[start Input material]

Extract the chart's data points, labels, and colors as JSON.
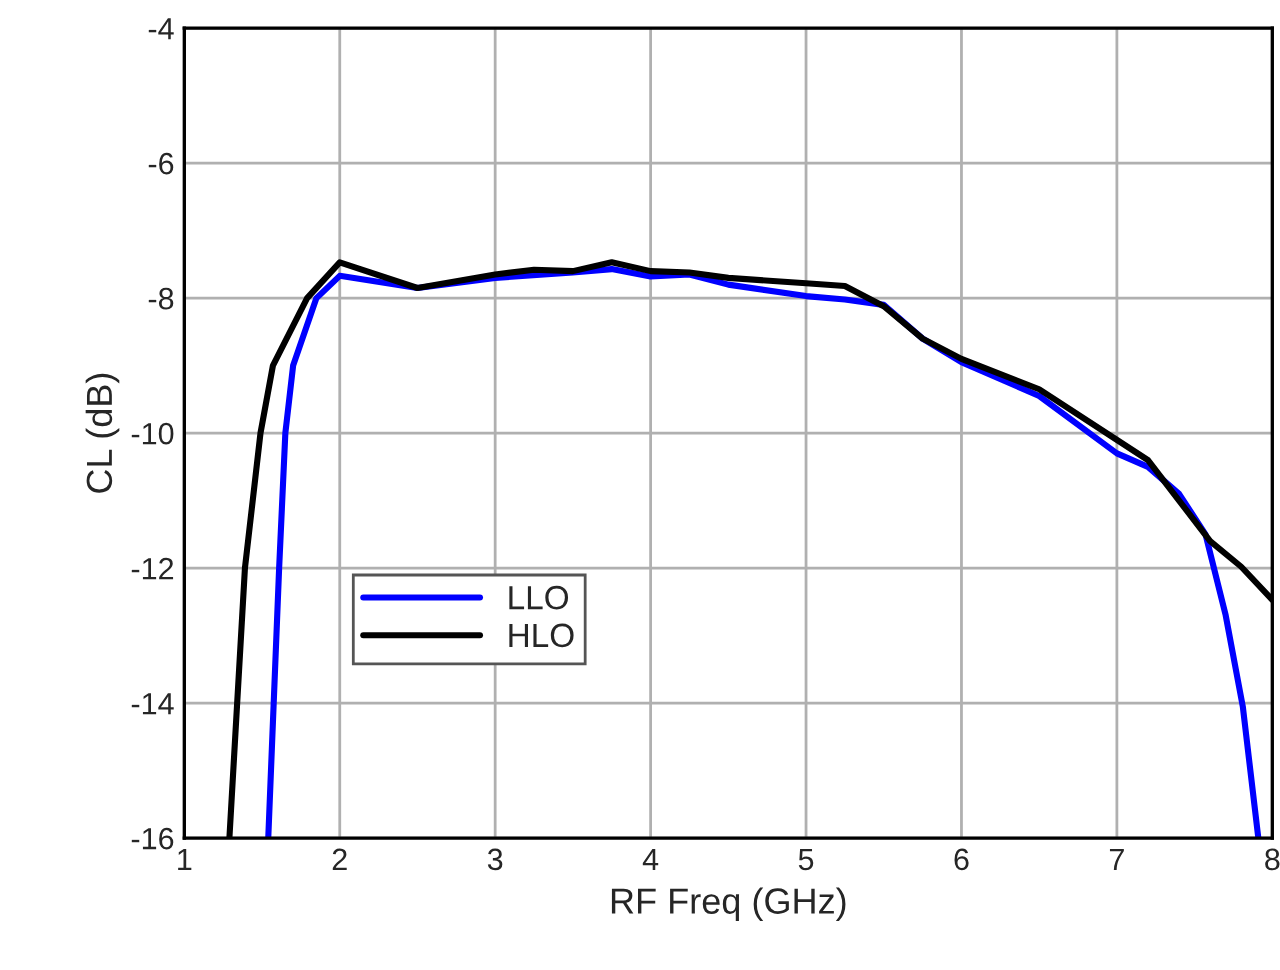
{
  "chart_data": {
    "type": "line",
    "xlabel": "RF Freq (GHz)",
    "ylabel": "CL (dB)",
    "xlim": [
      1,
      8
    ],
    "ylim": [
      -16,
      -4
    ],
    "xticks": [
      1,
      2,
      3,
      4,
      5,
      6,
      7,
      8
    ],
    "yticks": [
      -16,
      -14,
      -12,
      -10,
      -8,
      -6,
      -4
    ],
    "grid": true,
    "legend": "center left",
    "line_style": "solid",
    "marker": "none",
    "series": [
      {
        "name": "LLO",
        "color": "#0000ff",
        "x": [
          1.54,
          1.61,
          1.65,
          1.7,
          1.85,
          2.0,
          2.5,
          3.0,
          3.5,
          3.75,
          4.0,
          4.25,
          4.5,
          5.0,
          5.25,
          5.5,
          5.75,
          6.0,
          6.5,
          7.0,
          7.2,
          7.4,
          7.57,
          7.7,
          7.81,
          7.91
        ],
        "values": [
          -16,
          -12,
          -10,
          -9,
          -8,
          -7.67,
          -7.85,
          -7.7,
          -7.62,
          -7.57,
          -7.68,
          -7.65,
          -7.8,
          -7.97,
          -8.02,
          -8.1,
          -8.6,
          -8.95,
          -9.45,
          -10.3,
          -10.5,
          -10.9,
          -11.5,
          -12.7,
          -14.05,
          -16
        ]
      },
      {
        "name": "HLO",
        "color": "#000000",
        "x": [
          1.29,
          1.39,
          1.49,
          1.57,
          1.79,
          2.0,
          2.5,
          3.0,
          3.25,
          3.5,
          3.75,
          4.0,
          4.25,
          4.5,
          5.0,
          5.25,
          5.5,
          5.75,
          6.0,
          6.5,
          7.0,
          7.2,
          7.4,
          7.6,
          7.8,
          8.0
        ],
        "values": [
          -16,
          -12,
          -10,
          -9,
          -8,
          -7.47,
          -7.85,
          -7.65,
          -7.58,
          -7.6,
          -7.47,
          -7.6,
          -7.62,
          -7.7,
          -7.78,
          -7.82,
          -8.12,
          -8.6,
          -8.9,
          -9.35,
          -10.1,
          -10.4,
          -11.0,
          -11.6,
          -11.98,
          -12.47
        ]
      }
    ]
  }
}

[end Input material]
[start Input material]

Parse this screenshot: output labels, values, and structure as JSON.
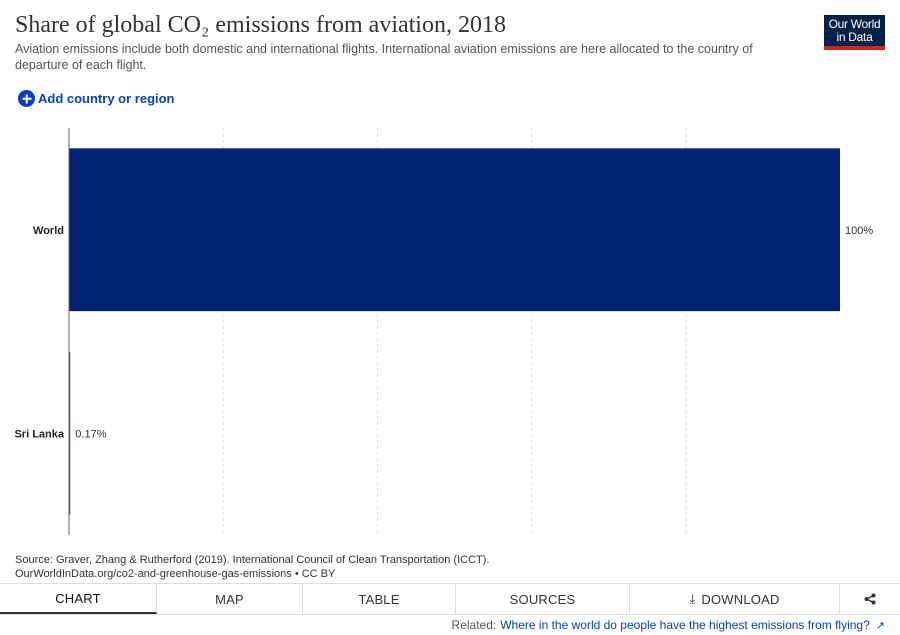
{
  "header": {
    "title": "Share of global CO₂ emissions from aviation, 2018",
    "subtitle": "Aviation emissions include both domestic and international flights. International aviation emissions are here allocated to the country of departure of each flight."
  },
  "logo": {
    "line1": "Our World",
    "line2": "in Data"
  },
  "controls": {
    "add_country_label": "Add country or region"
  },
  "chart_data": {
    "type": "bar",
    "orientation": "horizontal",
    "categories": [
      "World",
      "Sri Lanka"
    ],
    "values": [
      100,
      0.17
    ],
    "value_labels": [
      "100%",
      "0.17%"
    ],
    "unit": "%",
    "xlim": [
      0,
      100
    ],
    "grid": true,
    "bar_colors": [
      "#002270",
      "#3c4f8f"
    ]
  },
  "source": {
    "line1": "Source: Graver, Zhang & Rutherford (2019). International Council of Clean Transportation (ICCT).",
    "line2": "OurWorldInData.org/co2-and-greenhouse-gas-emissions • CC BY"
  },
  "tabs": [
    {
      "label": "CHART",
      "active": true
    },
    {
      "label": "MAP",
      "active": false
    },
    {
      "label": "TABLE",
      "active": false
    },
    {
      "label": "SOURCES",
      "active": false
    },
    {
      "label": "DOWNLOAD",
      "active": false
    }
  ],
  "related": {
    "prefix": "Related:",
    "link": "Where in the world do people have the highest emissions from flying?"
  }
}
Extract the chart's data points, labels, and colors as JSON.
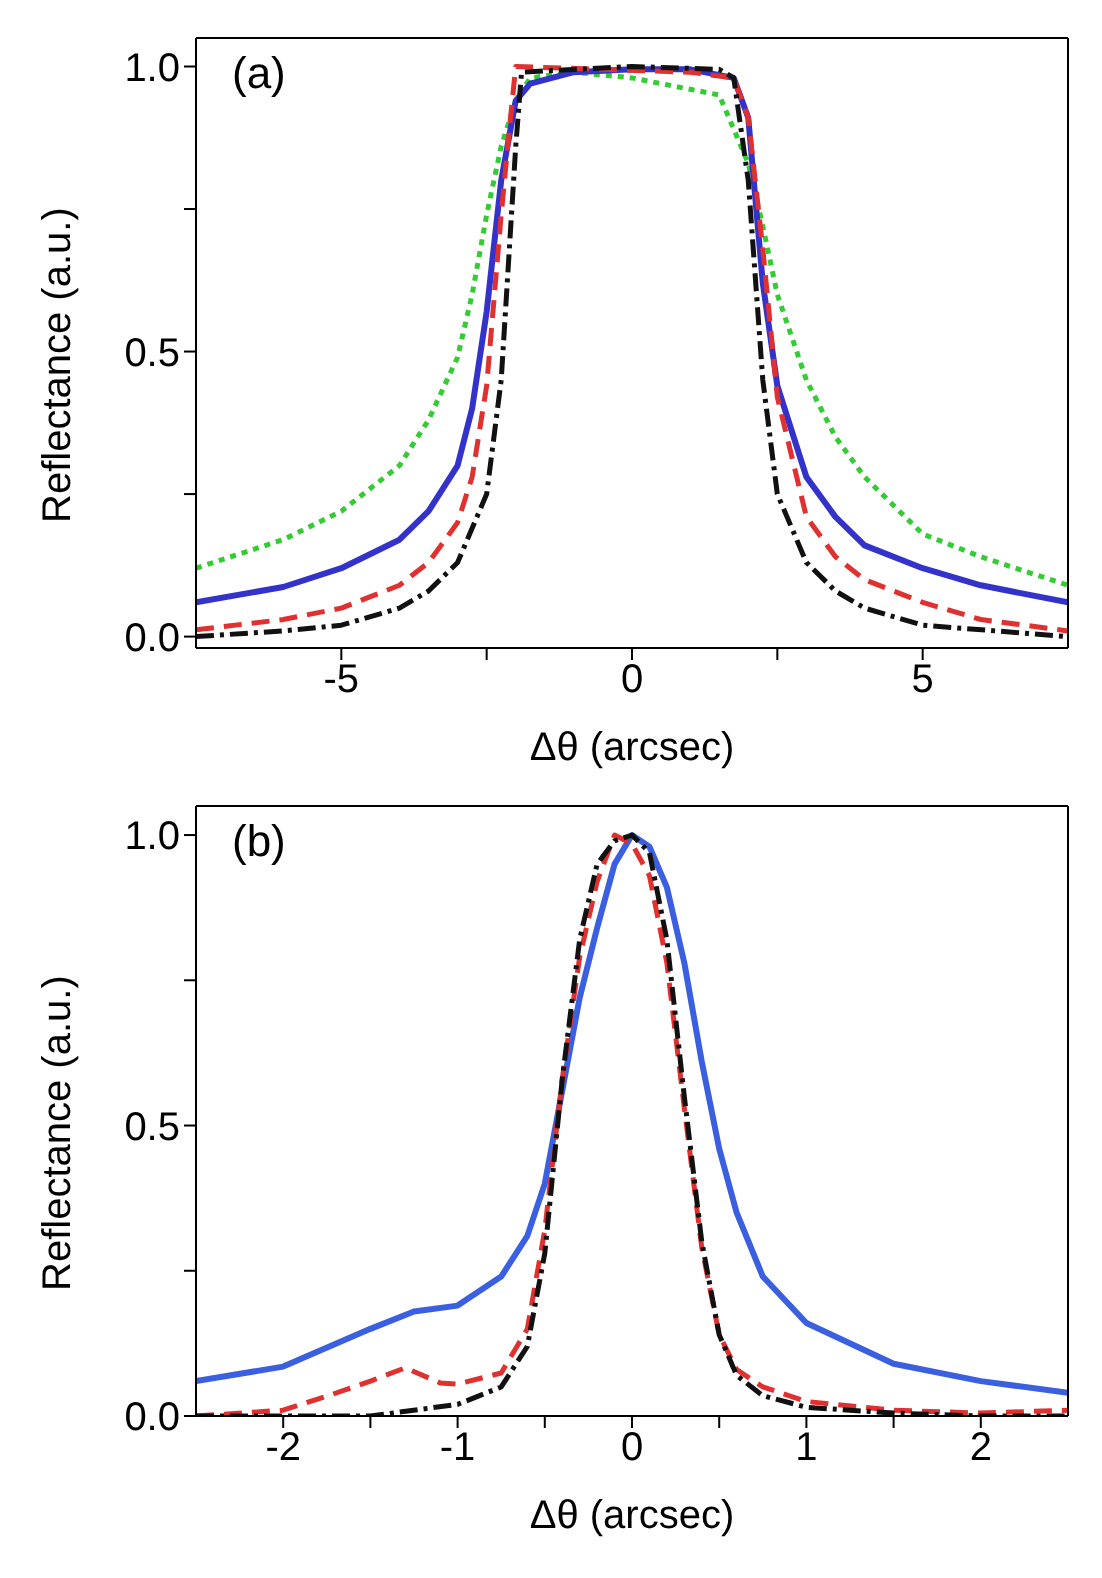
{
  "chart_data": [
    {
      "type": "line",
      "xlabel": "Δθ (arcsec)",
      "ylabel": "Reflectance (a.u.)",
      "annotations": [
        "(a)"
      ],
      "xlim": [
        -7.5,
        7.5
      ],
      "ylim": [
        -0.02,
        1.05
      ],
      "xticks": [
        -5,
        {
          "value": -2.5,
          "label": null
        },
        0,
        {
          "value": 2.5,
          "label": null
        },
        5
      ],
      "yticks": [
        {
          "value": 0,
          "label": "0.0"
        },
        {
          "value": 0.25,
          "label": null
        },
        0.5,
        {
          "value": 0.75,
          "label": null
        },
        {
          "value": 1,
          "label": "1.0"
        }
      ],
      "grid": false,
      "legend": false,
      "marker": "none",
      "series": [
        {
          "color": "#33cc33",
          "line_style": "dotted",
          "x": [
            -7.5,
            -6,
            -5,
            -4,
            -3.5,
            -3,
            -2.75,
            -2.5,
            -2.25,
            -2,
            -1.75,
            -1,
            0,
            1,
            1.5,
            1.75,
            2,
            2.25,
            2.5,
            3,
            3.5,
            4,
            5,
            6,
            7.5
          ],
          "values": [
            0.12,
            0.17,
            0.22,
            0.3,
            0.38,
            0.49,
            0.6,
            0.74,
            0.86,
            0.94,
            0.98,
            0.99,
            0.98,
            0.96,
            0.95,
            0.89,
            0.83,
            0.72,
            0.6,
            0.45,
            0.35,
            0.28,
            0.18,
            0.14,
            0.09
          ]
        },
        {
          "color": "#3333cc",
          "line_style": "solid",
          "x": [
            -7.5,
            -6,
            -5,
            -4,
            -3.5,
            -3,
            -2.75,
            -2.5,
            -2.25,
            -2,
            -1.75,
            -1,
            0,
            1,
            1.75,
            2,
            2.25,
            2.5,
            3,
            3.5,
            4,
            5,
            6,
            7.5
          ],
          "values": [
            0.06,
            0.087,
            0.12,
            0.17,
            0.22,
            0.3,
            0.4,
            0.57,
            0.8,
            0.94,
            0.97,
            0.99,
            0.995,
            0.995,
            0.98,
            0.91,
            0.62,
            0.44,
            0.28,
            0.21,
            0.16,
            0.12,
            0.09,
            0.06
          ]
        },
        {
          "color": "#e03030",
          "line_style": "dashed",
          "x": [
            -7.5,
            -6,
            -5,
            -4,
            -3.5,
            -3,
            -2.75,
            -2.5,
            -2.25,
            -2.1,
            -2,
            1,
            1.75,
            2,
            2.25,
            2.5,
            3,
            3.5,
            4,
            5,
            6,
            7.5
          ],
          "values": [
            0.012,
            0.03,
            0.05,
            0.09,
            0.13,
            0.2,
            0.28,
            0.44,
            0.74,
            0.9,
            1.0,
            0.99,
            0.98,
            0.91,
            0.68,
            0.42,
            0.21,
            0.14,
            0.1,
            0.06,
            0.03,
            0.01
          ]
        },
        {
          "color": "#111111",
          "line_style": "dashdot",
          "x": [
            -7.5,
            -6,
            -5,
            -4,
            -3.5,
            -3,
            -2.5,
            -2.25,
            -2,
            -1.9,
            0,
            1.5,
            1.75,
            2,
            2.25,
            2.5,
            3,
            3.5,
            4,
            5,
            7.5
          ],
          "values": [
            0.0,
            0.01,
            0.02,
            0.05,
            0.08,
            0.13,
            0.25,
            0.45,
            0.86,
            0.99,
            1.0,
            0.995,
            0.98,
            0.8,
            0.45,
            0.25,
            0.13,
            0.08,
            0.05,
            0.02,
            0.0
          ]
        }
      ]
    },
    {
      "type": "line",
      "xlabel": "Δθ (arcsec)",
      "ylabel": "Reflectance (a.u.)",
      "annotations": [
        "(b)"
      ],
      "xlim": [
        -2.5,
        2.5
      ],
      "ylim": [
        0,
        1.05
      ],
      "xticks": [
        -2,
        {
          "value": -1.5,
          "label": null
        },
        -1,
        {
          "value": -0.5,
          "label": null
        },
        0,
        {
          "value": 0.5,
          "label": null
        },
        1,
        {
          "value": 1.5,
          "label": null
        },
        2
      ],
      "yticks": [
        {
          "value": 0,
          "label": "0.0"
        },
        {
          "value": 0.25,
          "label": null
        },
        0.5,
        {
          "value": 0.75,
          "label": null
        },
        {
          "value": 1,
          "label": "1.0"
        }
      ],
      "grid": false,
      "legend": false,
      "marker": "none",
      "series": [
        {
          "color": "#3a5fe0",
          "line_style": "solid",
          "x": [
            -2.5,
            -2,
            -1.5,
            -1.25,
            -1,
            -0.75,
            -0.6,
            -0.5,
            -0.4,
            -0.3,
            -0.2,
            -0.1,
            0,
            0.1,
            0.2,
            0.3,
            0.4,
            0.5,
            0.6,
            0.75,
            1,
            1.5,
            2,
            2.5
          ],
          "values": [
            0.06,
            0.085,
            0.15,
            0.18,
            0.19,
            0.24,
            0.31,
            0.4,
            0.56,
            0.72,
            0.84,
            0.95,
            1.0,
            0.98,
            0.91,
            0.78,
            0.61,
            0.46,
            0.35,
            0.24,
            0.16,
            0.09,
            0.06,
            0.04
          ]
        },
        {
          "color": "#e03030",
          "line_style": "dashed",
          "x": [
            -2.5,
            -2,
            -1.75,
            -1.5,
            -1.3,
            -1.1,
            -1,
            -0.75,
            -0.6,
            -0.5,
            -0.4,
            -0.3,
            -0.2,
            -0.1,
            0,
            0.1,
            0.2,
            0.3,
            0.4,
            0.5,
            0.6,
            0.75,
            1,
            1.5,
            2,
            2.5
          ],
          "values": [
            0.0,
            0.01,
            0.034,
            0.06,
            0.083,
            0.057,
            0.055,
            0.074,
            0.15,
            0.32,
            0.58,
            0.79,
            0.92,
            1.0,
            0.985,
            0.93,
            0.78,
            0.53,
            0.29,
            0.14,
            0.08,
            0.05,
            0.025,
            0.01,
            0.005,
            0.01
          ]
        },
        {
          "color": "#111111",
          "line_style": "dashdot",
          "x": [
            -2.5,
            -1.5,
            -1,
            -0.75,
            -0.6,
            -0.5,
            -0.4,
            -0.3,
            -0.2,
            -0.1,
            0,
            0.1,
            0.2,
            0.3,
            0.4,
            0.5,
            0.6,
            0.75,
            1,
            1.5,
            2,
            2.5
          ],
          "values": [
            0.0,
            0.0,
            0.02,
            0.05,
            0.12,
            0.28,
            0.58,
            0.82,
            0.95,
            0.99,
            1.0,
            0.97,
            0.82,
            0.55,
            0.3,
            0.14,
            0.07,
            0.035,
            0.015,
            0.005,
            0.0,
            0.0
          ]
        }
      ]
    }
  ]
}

[end Input material]

Written request:
Check each line of the data above for the word "from" and say how many lines have it. Give the number alone.

Complete output:
2